Aim of the task — Go through the listing and write out all of it exactly.

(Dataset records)
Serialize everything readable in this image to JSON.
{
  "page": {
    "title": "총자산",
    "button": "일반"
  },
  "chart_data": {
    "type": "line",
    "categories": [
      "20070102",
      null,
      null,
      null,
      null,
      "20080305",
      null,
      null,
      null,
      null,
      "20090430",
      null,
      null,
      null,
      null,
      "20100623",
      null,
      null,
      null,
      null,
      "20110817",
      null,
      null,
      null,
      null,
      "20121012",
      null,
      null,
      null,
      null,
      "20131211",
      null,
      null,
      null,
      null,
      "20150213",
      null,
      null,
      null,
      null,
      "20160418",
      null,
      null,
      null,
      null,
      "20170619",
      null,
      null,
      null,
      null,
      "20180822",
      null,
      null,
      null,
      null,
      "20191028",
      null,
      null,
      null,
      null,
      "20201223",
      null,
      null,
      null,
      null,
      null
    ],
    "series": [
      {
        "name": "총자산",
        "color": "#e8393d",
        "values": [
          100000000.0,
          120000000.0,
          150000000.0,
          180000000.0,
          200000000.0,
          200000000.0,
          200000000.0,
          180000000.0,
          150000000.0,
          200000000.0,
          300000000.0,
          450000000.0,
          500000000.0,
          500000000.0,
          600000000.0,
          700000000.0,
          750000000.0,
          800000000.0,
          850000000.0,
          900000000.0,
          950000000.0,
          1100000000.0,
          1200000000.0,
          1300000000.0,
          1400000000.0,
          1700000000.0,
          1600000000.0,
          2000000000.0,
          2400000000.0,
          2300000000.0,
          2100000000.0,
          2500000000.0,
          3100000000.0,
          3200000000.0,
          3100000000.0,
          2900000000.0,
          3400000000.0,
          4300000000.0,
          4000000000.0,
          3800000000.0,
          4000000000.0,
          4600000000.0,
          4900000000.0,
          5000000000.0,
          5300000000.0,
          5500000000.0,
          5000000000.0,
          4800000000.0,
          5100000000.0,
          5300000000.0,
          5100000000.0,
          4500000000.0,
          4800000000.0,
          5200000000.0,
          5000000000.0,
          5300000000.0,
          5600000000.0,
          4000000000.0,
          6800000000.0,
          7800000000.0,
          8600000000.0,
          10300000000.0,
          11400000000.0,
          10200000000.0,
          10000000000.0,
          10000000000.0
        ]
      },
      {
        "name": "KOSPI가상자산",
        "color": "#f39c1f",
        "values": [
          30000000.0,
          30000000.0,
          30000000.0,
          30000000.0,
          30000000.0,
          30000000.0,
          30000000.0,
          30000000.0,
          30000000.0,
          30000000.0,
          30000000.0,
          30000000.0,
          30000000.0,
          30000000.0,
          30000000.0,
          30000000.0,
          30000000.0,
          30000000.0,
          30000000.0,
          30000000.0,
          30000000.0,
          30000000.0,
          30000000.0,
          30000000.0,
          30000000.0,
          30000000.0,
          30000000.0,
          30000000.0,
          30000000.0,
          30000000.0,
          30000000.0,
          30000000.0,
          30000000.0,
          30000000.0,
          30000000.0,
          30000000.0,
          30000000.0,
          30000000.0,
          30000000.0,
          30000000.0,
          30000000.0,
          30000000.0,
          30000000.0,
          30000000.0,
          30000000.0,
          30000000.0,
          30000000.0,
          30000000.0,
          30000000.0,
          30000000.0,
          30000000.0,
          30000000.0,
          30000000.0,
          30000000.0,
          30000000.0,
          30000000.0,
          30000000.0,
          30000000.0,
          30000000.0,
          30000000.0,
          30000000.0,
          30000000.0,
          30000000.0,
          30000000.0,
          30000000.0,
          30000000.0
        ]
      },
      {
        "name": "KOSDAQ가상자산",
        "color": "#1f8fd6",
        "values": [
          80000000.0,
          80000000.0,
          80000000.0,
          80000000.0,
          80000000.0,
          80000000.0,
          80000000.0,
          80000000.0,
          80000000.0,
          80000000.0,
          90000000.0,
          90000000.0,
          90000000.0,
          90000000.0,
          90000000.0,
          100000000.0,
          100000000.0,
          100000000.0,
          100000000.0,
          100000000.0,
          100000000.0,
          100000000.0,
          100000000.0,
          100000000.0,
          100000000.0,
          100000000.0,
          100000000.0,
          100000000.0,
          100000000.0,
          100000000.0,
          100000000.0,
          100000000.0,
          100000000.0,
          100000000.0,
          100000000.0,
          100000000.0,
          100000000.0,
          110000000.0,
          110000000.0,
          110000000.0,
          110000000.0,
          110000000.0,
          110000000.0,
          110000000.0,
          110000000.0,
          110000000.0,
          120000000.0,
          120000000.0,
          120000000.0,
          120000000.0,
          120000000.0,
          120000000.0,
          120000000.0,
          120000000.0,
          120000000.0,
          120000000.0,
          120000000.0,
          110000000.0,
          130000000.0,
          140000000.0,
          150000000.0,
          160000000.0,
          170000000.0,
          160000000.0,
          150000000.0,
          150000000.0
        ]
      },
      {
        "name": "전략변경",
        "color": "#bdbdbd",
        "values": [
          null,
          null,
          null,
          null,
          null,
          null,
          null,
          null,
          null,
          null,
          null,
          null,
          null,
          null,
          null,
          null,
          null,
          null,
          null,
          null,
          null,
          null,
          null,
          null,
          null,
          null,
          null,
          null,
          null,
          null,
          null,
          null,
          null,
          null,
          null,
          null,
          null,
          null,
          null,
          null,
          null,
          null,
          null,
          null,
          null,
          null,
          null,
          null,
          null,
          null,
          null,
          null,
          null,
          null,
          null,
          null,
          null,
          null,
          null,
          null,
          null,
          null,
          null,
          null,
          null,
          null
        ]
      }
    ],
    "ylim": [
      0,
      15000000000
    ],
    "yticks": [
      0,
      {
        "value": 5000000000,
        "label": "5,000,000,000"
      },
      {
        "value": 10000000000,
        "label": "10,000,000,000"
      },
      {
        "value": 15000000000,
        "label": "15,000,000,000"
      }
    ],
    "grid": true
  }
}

Exercise solution —
Serialize everything readable in this image to JSON.
{
  "page": {
    "title": "총자산",
    "button": "일반"
  },
  "chart_data": {
    "type": "line",
    "categories": [
      "20070102",
      null,
      null,
      null,
      null,
      "20080305",
      null,
      null,
      null,
      null,
      "20090430",
      null,
      null,
      null,
      null,
      "20100623",
      null,
      null,
      null,
      null,
      "20110817",
      null,
      null,
      null,
      null,
      "20121012",
      null,
      null,
      null,
      null,
      "20131211",
      null,
      null,
      null,
      null,
      "20150213",
      null,
      null,
      null,
      null,
      "20160418",
      null,
      null,
      null,
      null,
      "20170619",
      null,
      null,
      null,
      null,
      "20180822",
      null,
      null,
      null,
      null,
      "20191028",
      null,
      null,
      null,
      null,
      "20201223",
      null,
      null,
      null,
      null,
      null
    ],
    "series": [
      {
        "name": "총자산",
        "color": "#e8393d",
        "values": [
          100000000.0,
          120000000.0,
          150000000.0,
          180000000.0,
          200000000.0,
          200000000.0,
          200000000.0,
          180000000.0,
          150000000.0,
          200000000.0,
          300000000.0,
          450000000.0,
          500000000.0,
          500000000.0,
          600000000.0,
          700000000.0,
          750000000.0,
          800000000.0,
          850000000.0,
          900000000.0,
          950000000.0,
          1100000000.0,
          1200000000.0,
          1300000000.0,
          1400000000.0,
          1700000000.0,
          1600000000.0,
          2000000000.0,
          2400000000.0,
          2300000000.0,
          2100000000.0,
          2500000000.0,
          3100000000.0,
          3200000000.0,
          3100000000.0,
          2900000000.0,
          3400000000.0,
          4300000000.0,
          4000000000.0,
          3800000000.0,
          4000000000.0,
          4600000000.0,
          4900000000.0,
          5000000000.0,
          5300000000.0,
          5500000000.0,
          5000000000.0,
          4800000000.0,
          5100000000.0,
          5300000000.0,
          5100000000.0,
          4500000000.0,
          4800000000.0,
          5200000000.0,
          5000000000.0,
          5300000000.0,
          5600000000.0,
          4000000000.0,
          6800000000.0,
          7800000000.0,
          8600000000.0,
          10300000000.0,
          11400000000.0,
          10200000000.0,
          10000000000.0,
          10000000000.0
        ]
      },
      {
        "name": "KOSPI가상자산",
        "color": "#f39c1f",
        "values": [
          30000000.0,
          30000000.0,
          30000000.0,
          30000000.0,
          30000000.0,
          30000000.0,
          30000000.0,
          30000000.0,
          30000000.0,
          30000000.0,
          30000000.0,
          30000000.0,
          30000000.0,
          30000000.0,
          30000000.0,
          30000000.0,
          30000000.0,
          30000000.0,
          30000000.0,
          30000000.0,
          30000000.0,
          30000000.0,
          30000000.0,
          30000000.0,
          30000000.0,
          30000000.0,
          30000000.0,
          30000000.0,
          30000000.0,
          30000000.0,
          30000000.0,
          30000000.0,
          30000000.0,
          30000000.0,
          30000000.0,
          30000000.0,
          30000000.0,
          30000000.0,
          30000000.0,
          30000000.0,
          30000000.0,
          30000000.0,
          30000000.0,
          30000000.0,
          30000000.0,
          30000000.0,
          30000000.0,
          30000000.0,
          30000000.0,
          30000000.0,
          30000000.0,
          30000000.0,
          30000000.0,
          30000000.0,
          30000000.0,
          30000000.0,
          30000000.0,
          30000000.0,
          30000000.0,
          30000000.0,
          30000000.0,
          30000000.0,
          30000000.0,
          30000000.0,
          30000000.0,
          30000000.0
        ]
      },
      {
        "name": "KOSDAQ가상자산",
        "color": "#1f8fd6",
        "values": [
          80000000.0,
          80000000.0,
          80000000.0,
          80000000.0,
          80000000.0,
          80000000.0,
          80000000.0,
          80000000.0,
          80000000.0,
          80000000.0,
          90000000.0,
          90000000.0,
          90000000.0,
          90000000.0,
          90000000.0,
          100000000.0,
          100000000.0,
          100000000.0,
          100000000.0,
          100000000.0,
          100000000.0,
          100000000.0,
          100000000.0,
          100000000.0,
          100000000.0,
          100000000.0,
          100000000.0,
          100000000.0,
          100000000.0,
          100000000.0,
          100000000.0,
          100000000.0,
          100000000.0,
          100000000.0,
          100000000.0,
          100000000.0,
          100000000.0,
          110000000.0,
          110000000.0,
          110000000.0,
          110000000.0,
          110000000.0,
          110000000.0,
          110000000.0,
          110000000.0,
          110000000.0,
          120000000.0,
          120000000.0,
          120000000.0,
          120000000.0,
          120000000.0,
          120000000.0,
          120000000.0,
          120000000.0,
          120000000.0,
          120000000.0,
          120000000.0,
          110000000.0,
          130000000.0,
          140000000.0,
          150000000.0,
          160000000.0,
          170000000.0,
          160000000.0,
          150000000.0,
          150000000.0
        ]
      },
      {
        "name": "전략변경",
        "color": "#bdbdbd",
        "values": [
          null,
          null,
          null,
          null,
          null,
          null,
          null,
          null,
          null,
          null,
          null,
          null,
          null,
          null,
          null,
          null,
          null,
          null,
          null,
          null,
          null,
          null,
          null,
          null,
          null,
          null,
          null,
          null,
          null,
          null,
          null,
          null,
          null,
          null,
          null,
          null,
          null,
          null,
          null,
          null,
          null,
          null,
          null,
          null,
          null,
          null,
          null,
          null,
          null,
          null,
          null,
          null,
          null,
          null,
          null,
          null,
          null,
          null,
          null,
          null,
          null,
          null,
          null,
          null,
          null,
          null
        ]
      }
    ],
    "ylim": [
      0,
      15000000000
    ],
    "yticks": [
      0,
      {
        "value": 5000000000,
        "label": "5,000,000,000"
      },
      {
        "value": 10000000000,
        "label": "10,000,000,000"
      },
      {
        "value": 15000000000,
        "label": "15,000,000,000"
      }
    ],
    "grid": true
  }
}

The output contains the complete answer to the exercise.